Passage for review: Begin

Beautiful Fish: Alewife -By Al Bezanson

ALEWIFE; GASPEREAU; SAWBELLY; KYAK; BRANCH HERRING; FRESH-WATER HERRING; GRAYBACK

The alewife, like the shad and the salmon makes its growth in the sea, but enters fresh water streams to spawn. This “anadromous” habit, as it is called, forced itself on the attention of the early settlers on our coasts. In the words of an eyewitness, “experience hath taught them at New Plymouth that in April there is a fish much like a herring that comes up into the small brooks to spawn, and when the water is not knee deep they will presse up through your hands, yea, thow you beat at them with cudgels, and in such abundance as is incredible.”  And they are no less persevering in their struggles upstream today. Numbers of them are to be seen in many streams, any spring, alternately swimming ahead; resting in the eddy behind some irregularity of the bottom; then moving ahead again, between one’s feet if one happens to be standing in midstream. And they are much more successful than the shad in surmounting fishways of suitable design.

From Fishes of the Gulf of Maine by Bigelow and Schroeder (1953) online courtesy of MBL/WHOIhttp://www.gma.org/fogm/Pomolobus_pseudoharengus.htm

 

This Saturday, March 31st ,  help out with the alewife count right here in Little River.

Passage for review: End

- Required tasks
1 - Reproduce the part of the alewife passage starting at "From Fishes of" and ending at "in Little River.".
2 - Go on with the alewife passage from the point where it stops.

Data records: Begin

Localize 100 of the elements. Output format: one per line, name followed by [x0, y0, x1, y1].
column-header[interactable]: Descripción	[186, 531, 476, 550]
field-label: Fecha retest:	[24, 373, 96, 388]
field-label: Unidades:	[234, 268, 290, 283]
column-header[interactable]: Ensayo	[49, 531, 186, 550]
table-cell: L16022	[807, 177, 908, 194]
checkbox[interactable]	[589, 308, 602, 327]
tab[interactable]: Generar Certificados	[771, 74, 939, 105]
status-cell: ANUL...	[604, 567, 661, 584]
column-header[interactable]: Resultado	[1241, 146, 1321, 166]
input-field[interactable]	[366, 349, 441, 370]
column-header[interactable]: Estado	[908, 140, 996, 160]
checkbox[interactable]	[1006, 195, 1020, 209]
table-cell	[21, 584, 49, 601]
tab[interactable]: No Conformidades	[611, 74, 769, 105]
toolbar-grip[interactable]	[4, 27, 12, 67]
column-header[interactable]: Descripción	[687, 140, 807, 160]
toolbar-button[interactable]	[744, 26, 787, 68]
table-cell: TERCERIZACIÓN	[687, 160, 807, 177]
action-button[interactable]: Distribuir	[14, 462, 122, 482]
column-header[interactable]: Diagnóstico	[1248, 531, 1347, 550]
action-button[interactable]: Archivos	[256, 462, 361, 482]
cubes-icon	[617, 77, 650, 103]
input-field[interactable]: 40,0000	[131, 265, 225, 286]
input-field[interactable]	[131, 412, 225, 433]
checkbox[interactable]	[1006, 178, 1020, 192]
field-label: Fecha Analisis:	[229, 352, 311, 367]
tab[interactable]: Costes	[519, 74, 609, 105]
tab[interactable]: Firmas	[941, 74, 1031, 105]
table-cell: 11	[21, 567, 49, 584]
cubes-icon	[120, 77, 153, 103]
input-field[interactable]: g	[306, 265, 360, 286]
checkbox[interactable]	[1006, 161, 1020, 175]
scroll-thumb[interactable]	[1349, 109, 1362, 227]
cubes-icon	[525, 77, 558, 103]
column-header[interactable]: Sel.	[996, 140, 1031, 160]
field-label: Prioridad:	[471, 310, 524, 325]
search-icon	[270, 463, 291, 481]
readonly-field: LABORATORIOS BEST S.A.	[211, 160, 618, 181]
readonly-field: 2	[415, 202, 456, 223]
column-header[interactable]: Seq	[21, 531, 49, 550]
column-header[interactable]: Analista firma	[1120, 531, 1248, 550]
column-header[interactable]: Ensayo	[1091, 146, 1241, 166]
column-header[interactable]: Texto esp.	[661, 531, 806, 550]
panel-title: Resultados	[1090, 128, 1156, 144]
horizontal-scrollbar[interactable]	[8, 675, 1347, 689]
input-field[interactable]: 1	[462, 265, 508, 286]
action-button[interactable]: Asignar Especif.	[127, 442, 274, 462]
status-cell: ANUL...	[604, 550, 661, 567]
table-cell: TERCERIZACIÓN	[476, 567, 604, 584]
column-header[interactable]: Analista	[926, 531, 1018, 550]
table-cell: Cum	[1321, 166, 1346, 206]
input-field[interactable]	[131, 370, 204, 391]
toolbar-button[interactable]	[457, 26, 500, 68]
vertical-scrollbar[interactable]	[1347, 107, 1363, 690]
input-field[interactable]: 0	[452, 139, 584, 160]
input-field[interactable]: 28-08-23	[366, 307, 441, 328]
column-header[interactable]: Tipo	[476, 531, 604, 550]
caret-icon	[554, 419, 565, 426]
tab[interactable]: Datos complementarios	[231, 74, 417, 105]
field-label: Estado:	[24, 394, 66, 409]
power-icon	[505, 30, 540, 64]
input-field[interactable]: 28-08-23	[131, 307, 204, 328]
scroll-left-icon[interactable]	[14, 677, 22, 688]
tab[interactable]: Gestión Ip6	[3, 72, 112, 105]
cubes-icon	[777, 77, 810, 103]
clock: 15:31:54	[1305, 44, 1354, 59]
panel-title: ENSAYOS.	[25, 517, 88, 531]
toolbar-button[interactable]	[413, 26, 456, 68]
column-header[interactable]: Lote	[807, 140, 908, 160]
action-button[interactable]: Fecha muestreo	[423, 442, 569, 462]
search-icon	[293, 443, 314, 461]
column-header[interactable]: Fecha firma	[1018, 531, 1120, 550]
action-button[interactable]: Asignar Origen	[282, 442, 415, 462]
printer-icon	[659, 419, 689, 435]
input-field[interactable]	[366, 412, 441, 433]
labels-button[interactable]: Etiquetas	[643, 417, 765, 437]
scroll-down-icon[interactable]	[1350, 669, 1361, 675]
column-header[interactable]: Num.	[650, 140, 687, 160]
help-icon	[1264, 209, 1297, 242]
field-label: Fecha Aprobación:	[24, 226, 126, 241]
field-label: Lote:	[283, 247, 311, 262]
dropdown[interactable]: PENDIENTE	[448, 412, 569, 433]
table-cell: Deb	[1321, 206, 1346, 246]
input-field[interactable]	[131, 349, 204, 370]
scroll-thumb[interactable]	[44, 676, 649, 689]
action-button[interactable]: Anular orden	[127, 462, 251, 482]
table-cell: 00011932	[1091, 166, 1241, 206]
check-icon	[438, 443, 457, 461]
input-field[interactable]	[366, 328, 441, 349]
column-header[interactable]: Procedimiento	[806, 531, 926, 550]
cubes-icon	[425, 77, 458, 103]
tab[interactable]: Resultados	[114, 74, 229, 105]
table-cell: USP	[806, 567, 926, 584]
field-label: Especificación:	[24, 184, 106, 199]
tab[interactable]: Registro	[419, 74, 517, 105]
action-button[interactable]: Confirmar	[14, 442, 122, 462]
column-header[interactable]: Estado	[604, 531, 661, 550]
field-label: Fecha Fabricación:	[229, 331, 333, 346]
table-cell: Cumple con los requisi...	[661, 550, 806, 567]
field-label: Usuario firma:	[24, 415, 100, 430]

Data records: End

- Answer set
1 -
From Fishes of the Gulf of Maine by Bigelow and Schroeder (1953) online courtesy of MBL/WHOIhttp://www.gma.org/fogm/Pomolobus_pseudoharengus.htm

 

This Saturday, March 31st ,  help out with the alewife count right here in Little River.

2 -
Beautiful Fish: Chimaera -By Al Bezanson

 

The chimaeroids, being cartilaginous fishes, are allied to the sharks, skates and rays, but are separated from them by many important anatomic characters. Most obvious of these externally are that they have no spiracle; that they have only one external gill opening on either side; that their tails are symmetrical; and that their gill filaments are free at the tips like those of bony fishes. The chimaeroids remotely suggest the grenadiers in general body form, but are easily separable from them at a glance; first of all by the softness of their bodies and by their naked skins, also by the location of the pelvic fins which are set far back under or behind the tips of the pectorals, and by the large size of the pectoral fins, to list only the most obvious differences. There is no danger of confusing them with any other Gulf of Maine fishes, so curious is their appearance.

Occurrence in the Gulf of Maine—

Our only reason for mentioning this chimaera is that it is (or was) so plentiful along the offshore slopes of the Banks off the eastern part of the Gulf and off Nova Scotia that many were brought in for a few years subsequent to 1875, when fishermen long lining for halibut extended their operations down to 300 fathoms or so. Only one seems to have been reported during the past 25 years, caught off Browns Bank, 85 miles southwest of Cape Sable, between 400 and 500 fathoms on October 15, 1930.[85] But perhaps it would be found no less plentiful now than of old, if sought at the proper depth. The shoalest capture of which we found record was at 160 fathoms.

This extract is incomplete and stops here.